Stored records
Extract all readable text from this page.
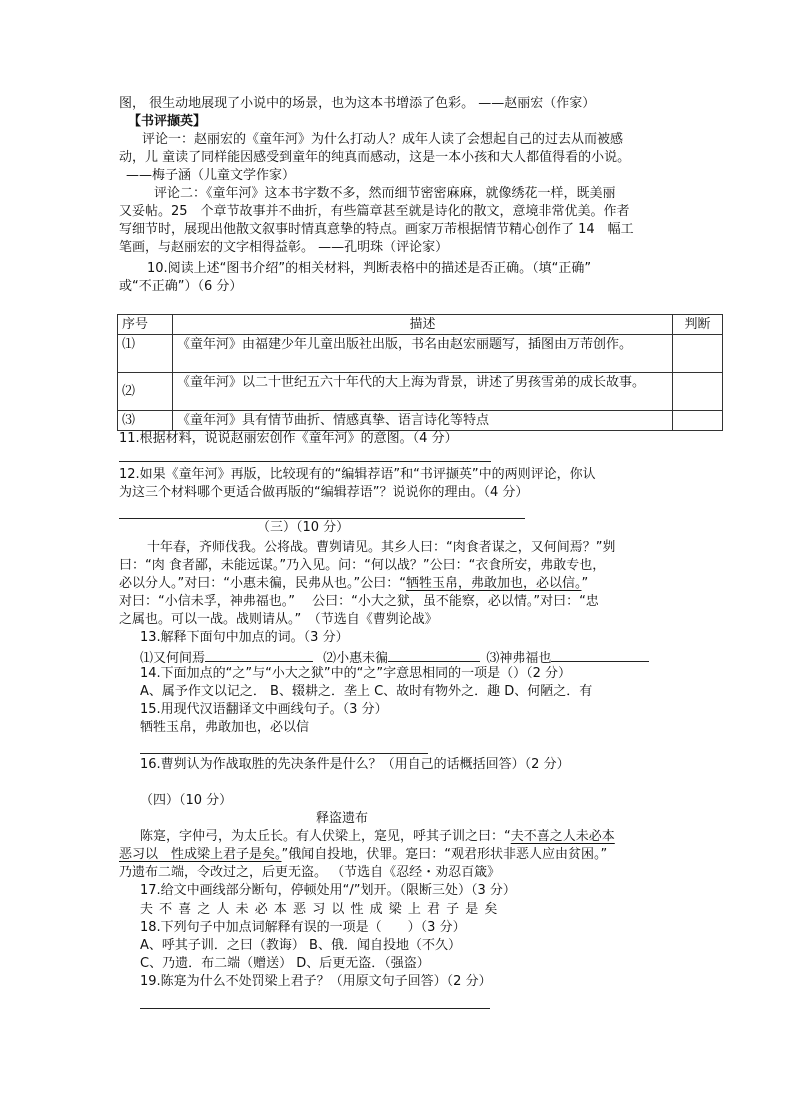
图， 很生动地展现了小说中的场景，也为这本书增添了色彩。 ——赵丽宏（作家）
【书评撷英】
评论一：赵丽宏的《童年河》为什么打动人？成年人读了会想起自己的过去从而被感
动，儿 童读了同样能因感受到童年的纯真而感动，这是一本小孩和大人都值得看的小说。
——梅子涵（儿童文学作家）
评论二：《童年河》这本书字数不多，然而细节密密麻麻，就像绣花一样，既美丽
又妥帖。25　个章节故事并不曲折，有些篇章甚至就是诗化的散文，意境非常优美。作者
写细节时，展现出他散文叙事时情真意挚的特点。画家万芾根据情节精心创作了 14　幅工
笔画，与赵丽宏的文字相得益彰。 ——孔明珠（评论家）
10.阅读上述“图书介绍”的相关材料，判断表格中的描述是否正确。（填“正确”
或“不正确”）（6 分）
序号	描述	判断
⑴	《童年河》由福建少年儿童出版社出版，书名由赵宏丽题写，插图由万芾创作。	
⑵	《童年河》以二十世纪五六十年代的大上海为背景，讲述了男孩雪弟的成长故事。	
⑶	《童年河》具有情节曲折、情感真挚、语言诗化等特点	
11.根据材料，说说赵丽宏创作《童年河》的意图。（4 分）
12.如果《童年河》再版，比较现有的“编辑荐语”和“书评撷英”中的两则评论，你认
为这三个材料哪个更适合做再版的“编辑荐语”？说说你的理由。（4 分）
（三）（10 分）
十年春，齐师伐我。公将战。曹刿请见。其乡人曰：“肉食者谋之，又何间焉？”刿
曰：“肉 食者鄙，未能远谋。”乃入见。问：“何以战？”公曰：“衣食所安，弗敢专也，
必以分人。”对曰：“小惠未徧，民弗从也。”公曰：“牺牲玉帛，弗敢加也，必以信。”
对曰：“小信未孚，神弗福也。”　 公曰：“小大之狱，虽不能察，必以情。”对曰：“忠
之属也。可以一战。战则请从。”　（节选自《曹刿论战》
13.解释下面句中加点的词。（3 分）
⑴又何间焉	⑵小惠未徧	⑶神弗福也
14.下面加点的“之”与“小大之狱”中的“之”字意思相同的一项是（）（2 分）
A、属予作文以记之． B、辍耕之．垄上 C、故时有物外之．趣 D、何陋之．有
15.用现代汉语翻译文中画线句子。（3 分）
牺牲玉帛，弗敢加也，必以信
16.曹刿认为作战取胜的先决条件是什么？（用自己的话概括回答）（2 分）
（四）（10 分）
释盗遗布
陈寔，字仲弓，为太丘长。有人伏梁上，寔见，呼其子训之曰：“夫不喜之人未必本
恶习以　性成梁上君子是矣。”俄闻自投地，伏罪。寔曰：“观君形状非恶人应由贫困。”
乃遗布二端，令改过之，后更无盗。 （节选自《忍经・劝忍百箴》
17.给文中画线部分断句，停顿处用“/”划开。（限断三处）（3 分）
夫 不 喜 之 人 未 必 本 恶 习 以 性 成 梁 上 君 子 是 矣
18.下列句子中加点词解释有误的一项是（　　）（3 分）
A、呼其子训．之曰（教诲） B、俄．闻自投地（不久）
C、乃遗．布二端（赠送） D、后更无盗．（强盗）
19.陈寔为什么不处罚梁上君子？（用原文句子回答）（2 分）
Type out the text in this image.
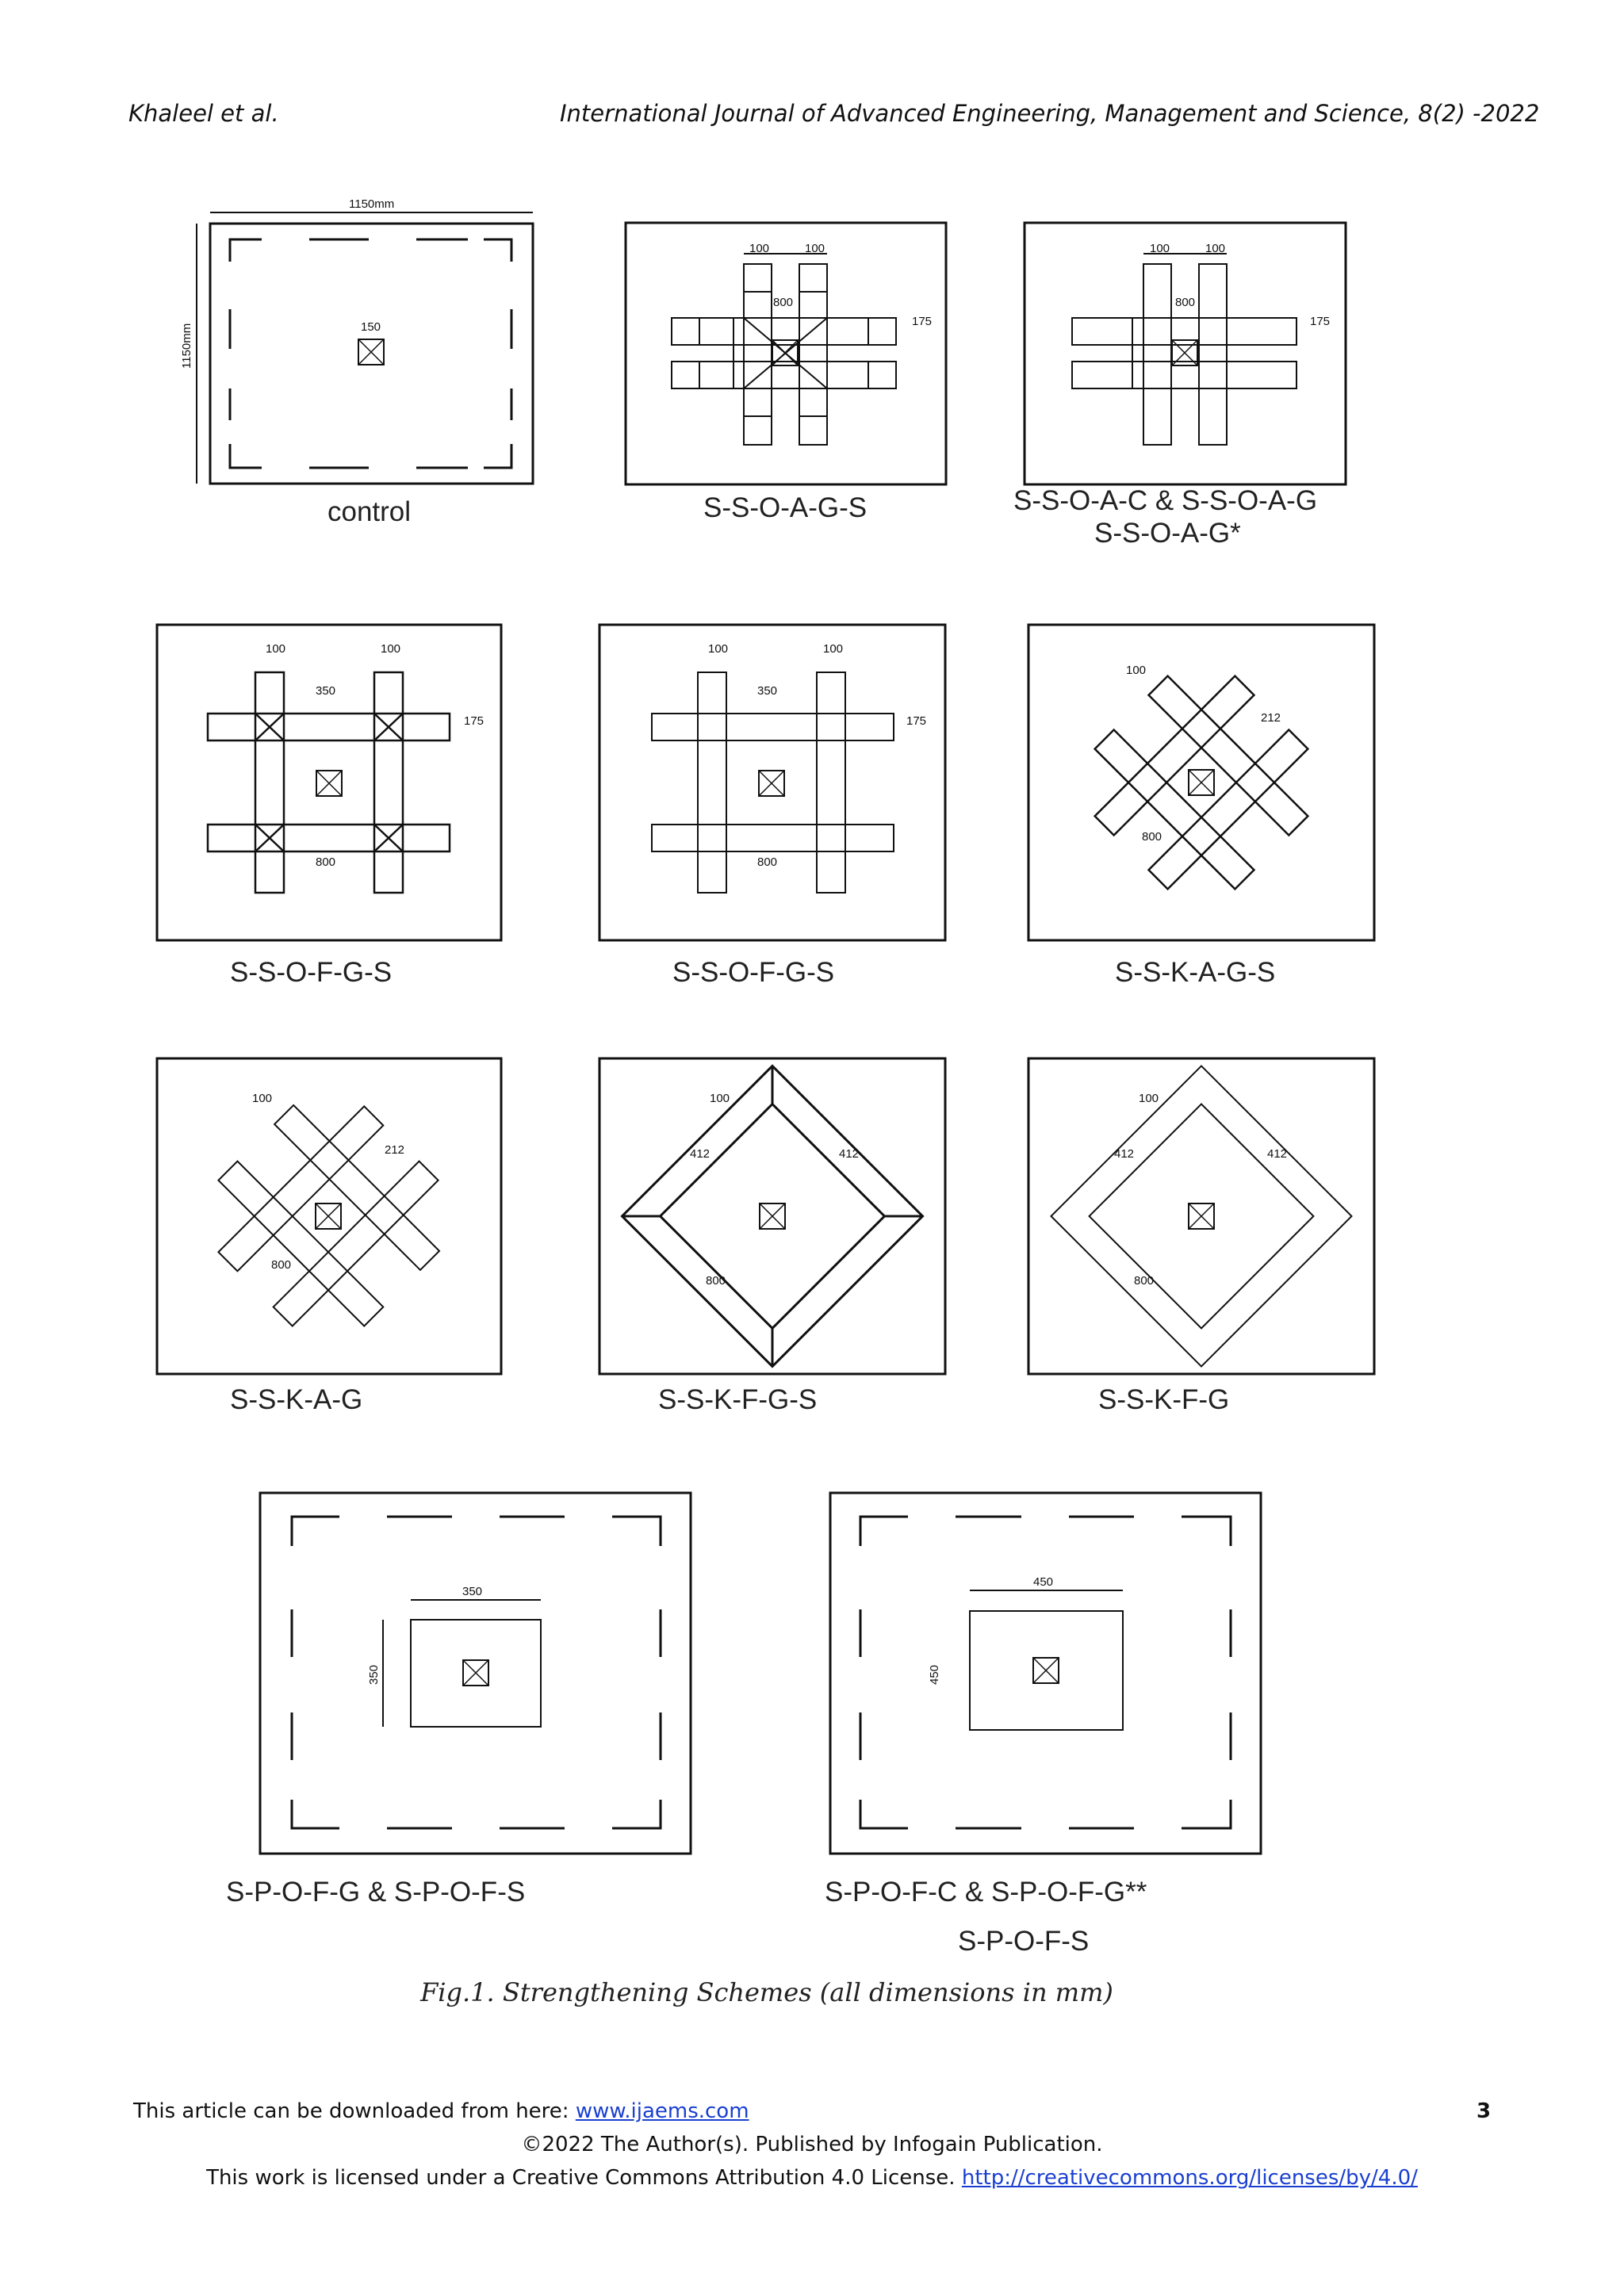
Khaleel et al.	International Journal of Advanced Engineering, Management and Science, 8(2) -2022
1150mm
1150mm	150
control
100	100
800
175
S-S-O-A-G-S
100	100
800
175
S-S-O-A-C & S-S-O-A-G
S-S-O-A-G*
100	100
350
175
800
S-S-O-F-G-S
100	100
350
175
800
S-S-O-F-G-S
100
212
800
S-S-K-A-G-S
100
212
800
S-S-K-A-G
100
412	412
800
S-S-K-F-G-S
100
412	412
800
S-S-K-F-G
350
350
S-P-O-F-G & S-P-O-F-S
450
450
S-P-O-F-C & S-P-O-F-G**
S-P-O-F-S
Fig.1. Strengthening Schemes (all dimensions in mm)
This article can be downloaded from here: www.ijaems.com	3
©2022 The Author(s). Published by Infogain Publication.
This work is licensed under a Creative Commons Attribution 4.0 License. http://creativecommons.org/licenses/by/4.0/
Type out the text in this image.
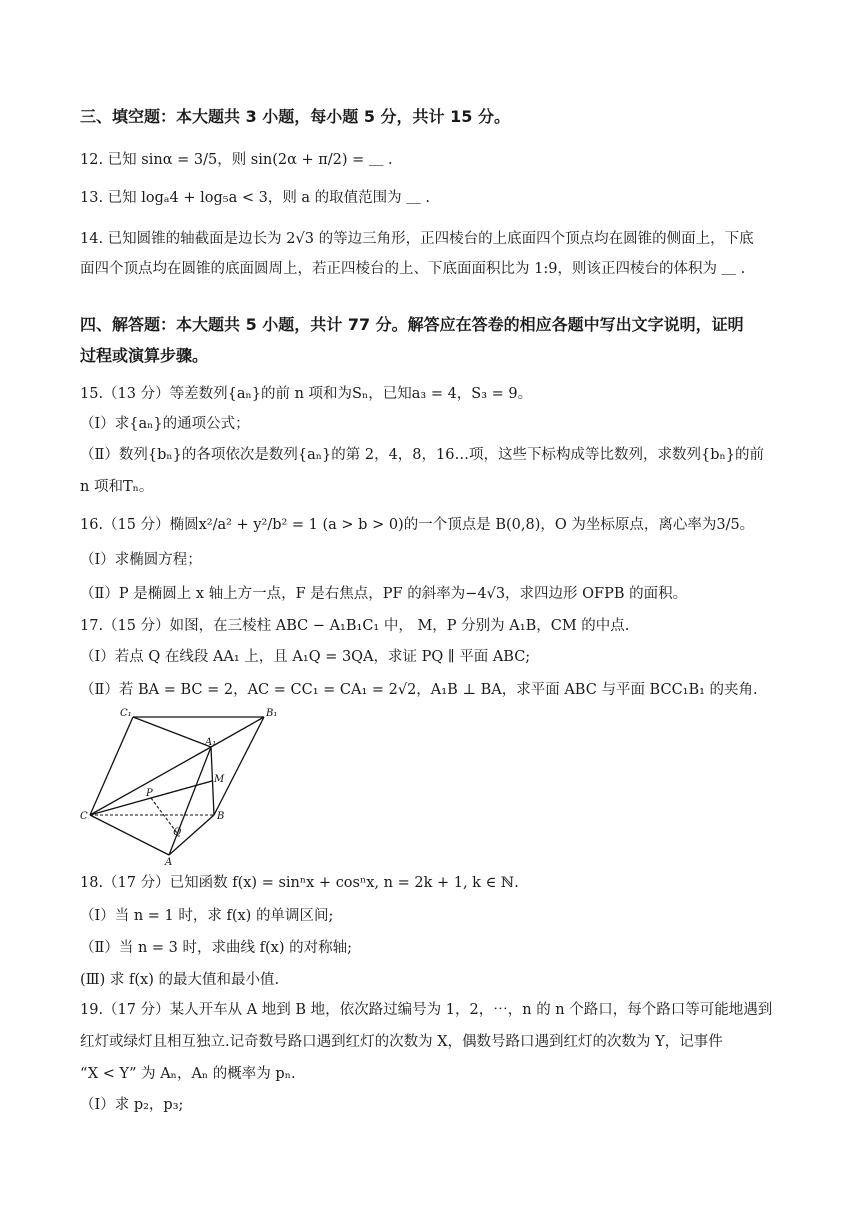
三、填空题：本大题共 3 小题，每小题 5 分，共计 15 分。
12. 已知 sinα = 3/5，则 sin(2α + π/2) = ＿ .
13. 已知 logₐ4 + log₅a < 3，则 a 的取值范围为 ＿ .
14. 已知圆锥的轴截面是边长为 2√3 的等边三角形，正四棱台的上底面四个顶点均在圆锥的侧面上，下底
面四个顶点均在圆锥的底面圆周上，若正四棱台的上、下底面面积比为 1:9，则该正四棱台的体积为 ＿ .
四、解答题：本大题共 5 小题，共计 77 分。解答应在答卷的相应各题中写出文字说明，证明
过程或演算步骤。
15.（13 分）等差数列{aₙ}的前 n 项和为Sₙ，已知a₃ = 4，S₃ = 9。
（Ⅰ）求{aₙ}的通项公式；
（Ⅱ）数列{bₙ}的各项依次是数列{aₙ}的第 2，4，8，16…项，这些下标构成等比数列，求数列{bₙ}的前
n 项和Tₙ。
16.（15 分）椭圆x²/a² + y²/b² = 1 (a > b > 0)的一个顶点是 B(0,8)，O 为坐标原点，离心率为3/5。
（Ⅰ）求椭圆方程；
（Ⅱ）P 是椭圆上 x 轴上方一点，F 是右焦点，PF 的斜率为−4√3，求四边形 OFPB 的面积。
17.（15 分）如图，在三棱柱 ABC − A₁B₁C₁ 中， M，P 分别为 A₁B，CM 的中点.
（Ⅰ）若点 Q 在线段 AA₁ 上，且 A₁Q = 3QA，求证 PQ ∥ 平面 ABC;
（Ⅱ）若 BA = BC = 2，AC = CC₁ = CA₁ = 2√2，A₁B ⊥ BA，求平面 ABC 与平面 BCC₁B₁ 的夹角.
C₁	B₁
A₁
M
P
C	B
Q
A
18.（17 分）已知函数 f(x) = sinⁿx + cosⁿx, n = 2k + 1, k ∈ ℕ.
（Ⅰ）当 n = 1 时，求 f(x) 的单调区间;
（Ⅱ）当 n = 3 时，求曲线 f(x) 的对称轴;
(Ⅲ) 求 f(x) 的最大值和最小值.
19.（17 分）某人开车从 A 地到 B 地，依次路过编号为 1，2，⋯，n 的 n 个路口，每个路口等可能地遇到
红灯或绿灯且相互独立.记奇数号路口遇到红灯的次数为 X，偶数号路口遇到红灯的次数为 Y，记事件
“X < Y” 为 Aₙ，Aₙ 的概率为 pₙ.
（Ⅰ）求 p₂，p₃;
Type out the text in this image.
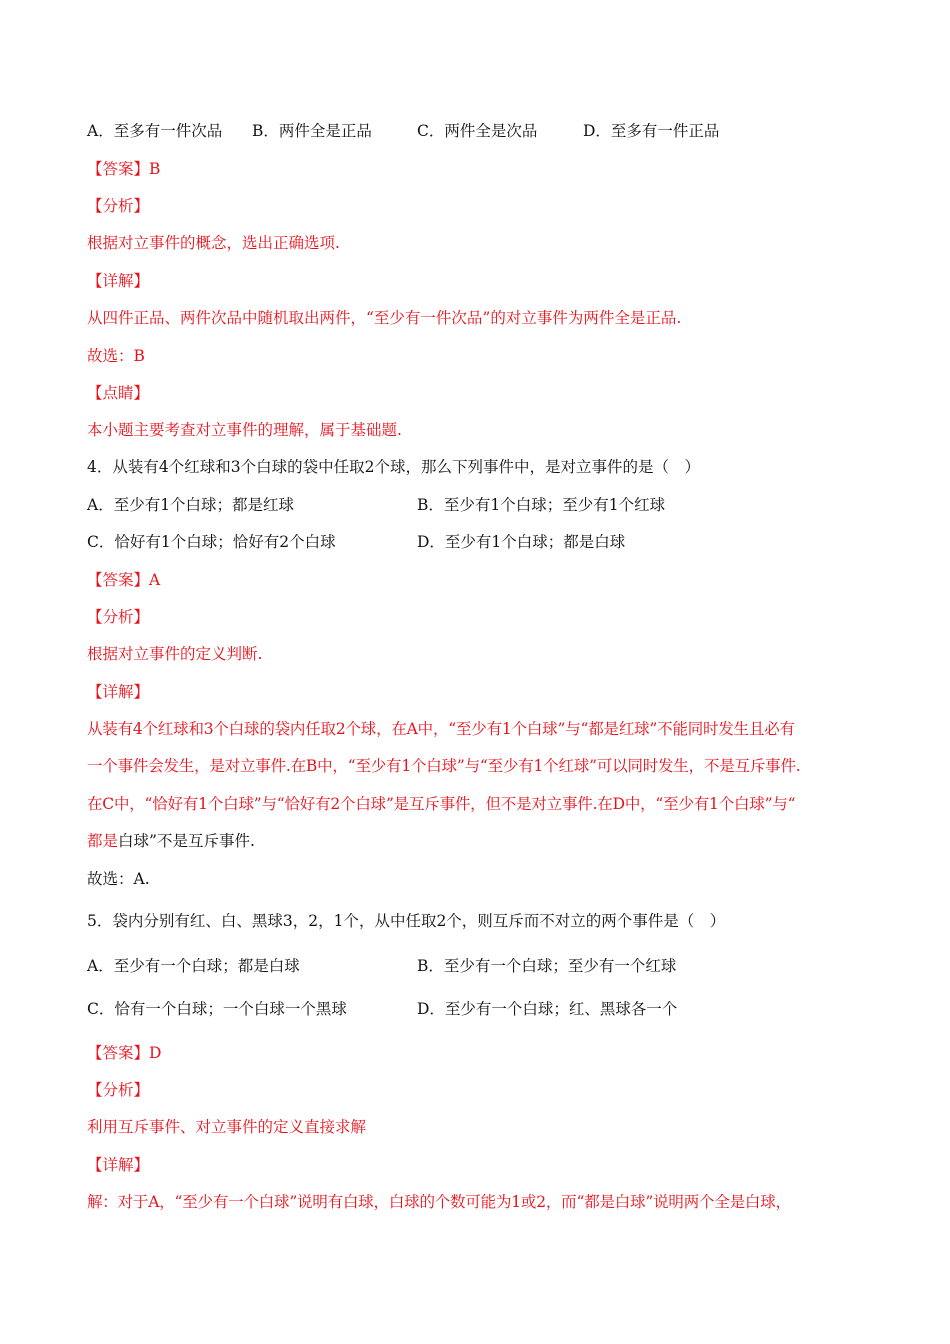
A．至多有一件次品 B．两件全是正品	C．两件全是次品	D．至多有一件正品
【答案】B
【分析】
根据对立事件的概念，选出正确选项.
【详解】
从四件正品、两件次品中随机取出两件，“至少有一件次品”的对立事件为两件全是正品.
故选：B
【点睛】
本小题主要考查对立事件的理解，属于基础题.
4．从装有4个红球和3个白球的袋中任取2个球，那么下列事件中，是对立事件的是（　）
A．至少有1个白球；都是红球	B．至少有1个白球；至少有1个红球
C．恰好有1个白球；恰好有2个白球	D．至少有1个白球；都是白球
【答案】A
【分析】
根据对立事件的定义判断.
【详解】
从装有4个红球和3个白球的袋内任取2个球，在A中，“至少有1个白球”与“都是红球”不能同时发生且必有
一个事件会发生，是对立事件.在B中，“至少有1个白球”与“至少有1个红球”可以同时发生，不是互斥事件.
在C中，“恰好有1个白球”与“恰好有2个白球”是互斥事件，但不是对立事件.在D中，“至少有1个白球”与“
都是白球”不是互斥事件.
故选：A.
5．袋内分别有红、白、黑球3，2，1个，从中任取2个，则互斥而不对立的两个事件是（　）
A．至少有一个白球；都是白球	B．至少有一个白球；至少有一个红球
C．恰有一个白球；一个白球一个黑球	D．至少有一个白球；红、黑球各一个
【答案】D
【分析】
利用互斥事件、对立事件的定义直接求解
【详解】
解：对于A，“至少有一个白球”说明有白球，白球的个数可能为1或2，而“都是白球”说明两个全是白球，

REQUIRED WORK: Report the number of lines of the listing above that hold the string "都是白球", with no other text.

TASK OUTPUT: 4